* _Information shown_:
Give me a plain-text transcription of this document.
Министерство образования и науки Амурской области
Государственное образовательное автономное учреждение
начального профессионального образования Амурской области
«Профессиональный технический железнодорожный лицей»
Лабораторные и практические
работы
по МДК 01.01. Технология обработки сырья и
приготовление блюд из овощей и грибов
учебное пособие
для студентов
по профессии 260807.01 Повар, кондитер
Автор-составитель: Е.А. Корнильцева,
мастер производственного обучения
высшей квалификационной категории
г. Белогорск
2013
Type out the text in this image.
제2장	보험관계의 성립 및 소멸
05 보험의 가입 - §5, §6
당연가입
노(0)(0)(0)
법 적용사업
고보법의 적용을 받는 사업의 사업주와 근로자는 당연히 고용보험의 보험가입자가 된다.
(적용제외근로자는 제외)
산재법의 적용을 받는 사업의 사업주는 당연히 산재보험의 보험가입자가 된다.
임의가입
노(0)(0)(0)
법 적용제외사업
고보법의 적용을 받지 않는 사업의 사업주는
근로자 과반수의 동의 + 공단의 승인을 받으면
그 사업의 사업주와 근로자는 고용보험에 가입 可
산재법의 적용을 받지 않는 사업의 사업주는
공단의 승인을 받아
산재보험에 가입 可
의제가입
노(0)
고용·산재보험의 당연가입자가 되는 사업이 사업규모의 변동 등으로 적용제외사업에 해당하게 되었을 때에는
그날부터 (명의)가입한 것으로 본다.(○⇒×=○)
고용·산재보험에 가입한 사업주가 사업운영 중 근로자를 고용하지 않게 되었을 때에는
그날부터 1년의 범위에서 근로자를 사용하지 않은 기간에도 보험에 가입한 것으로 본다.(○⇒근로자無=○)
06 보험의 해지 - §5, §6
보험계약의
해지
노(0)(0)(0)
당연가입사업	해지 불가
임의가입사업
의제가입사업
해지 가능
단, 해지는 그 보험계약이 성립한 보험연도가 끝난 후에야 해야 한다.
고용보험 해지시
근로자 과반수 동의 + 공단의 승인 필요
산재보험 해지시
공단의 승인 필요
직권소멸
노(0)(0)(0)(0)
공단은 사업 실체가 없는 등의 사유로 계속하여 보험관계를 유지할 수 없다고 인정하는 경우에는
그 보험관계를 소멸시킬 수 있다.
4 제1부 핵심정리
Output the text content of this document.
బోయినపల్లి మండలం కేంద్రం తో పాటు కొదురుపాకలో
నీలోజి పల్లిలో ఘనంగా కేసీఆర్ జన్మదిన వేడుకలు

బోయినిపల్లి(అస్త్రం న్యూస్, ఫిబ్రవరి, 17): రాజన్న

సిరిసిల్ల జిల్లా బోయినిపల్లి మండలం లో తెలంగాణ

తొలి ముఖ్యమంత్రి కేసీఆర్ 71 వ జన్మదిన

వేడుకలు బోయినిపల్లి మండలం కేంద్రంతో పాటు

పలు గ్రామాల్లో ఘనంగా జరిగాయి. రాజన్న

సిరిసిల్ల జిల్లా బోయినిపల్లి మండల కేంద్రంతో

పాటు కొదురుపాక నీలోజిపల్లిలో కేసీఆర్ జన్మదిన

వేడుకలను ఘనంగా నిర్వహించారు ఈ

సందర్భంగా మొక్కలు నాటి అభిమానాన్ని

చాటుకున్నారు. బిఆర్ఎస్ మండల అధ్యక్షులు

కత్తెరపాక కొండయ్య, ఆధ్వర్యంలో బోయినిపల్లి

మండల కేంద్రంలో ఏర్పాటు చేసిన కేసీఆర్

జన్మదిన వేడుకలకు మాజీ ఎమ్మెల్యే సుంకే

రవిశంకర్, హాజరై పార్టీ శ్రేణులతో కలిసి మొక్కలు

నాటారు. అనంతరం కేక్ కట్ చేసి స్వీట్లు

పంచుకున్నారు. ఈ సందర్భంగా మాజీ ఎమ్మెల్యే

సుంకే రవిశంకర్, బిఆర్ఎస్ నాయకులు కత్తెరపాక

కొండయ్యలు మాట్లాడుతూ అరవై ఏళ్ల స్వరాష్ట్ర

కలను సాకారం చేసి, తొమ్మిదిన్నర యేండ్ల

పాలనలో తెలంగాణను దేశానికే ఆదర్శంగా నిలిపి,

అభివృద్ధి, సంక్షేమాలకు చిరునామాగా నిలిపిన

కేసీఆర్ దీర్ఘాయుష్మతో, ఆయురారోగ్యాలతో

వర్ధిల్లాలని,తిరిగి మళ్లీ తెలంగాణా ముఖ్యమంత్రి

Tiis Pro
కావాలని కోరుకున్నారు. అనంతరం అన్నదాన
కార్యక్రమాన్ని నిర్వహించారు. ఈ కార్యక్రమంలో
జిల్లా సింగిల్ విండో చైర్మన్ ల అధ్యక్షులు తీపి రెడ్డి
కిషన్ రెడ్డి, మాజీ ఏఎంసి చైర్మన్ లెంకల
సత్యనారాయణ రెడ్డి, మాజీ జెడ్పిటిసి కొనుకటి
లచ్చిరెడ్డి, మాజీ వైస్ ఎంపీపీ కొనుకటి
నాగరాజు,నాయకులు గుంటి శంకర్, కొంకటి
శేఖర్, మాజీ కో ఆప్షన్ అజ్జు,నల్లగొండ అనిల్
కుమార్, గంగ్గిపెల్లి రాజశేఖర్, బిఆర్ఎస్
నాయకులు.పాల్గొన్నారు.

* _Set problem_: Using the material above, work out how many lines contain the string "근로자를". Give that number alone.

* _Reply to the exercise_: 2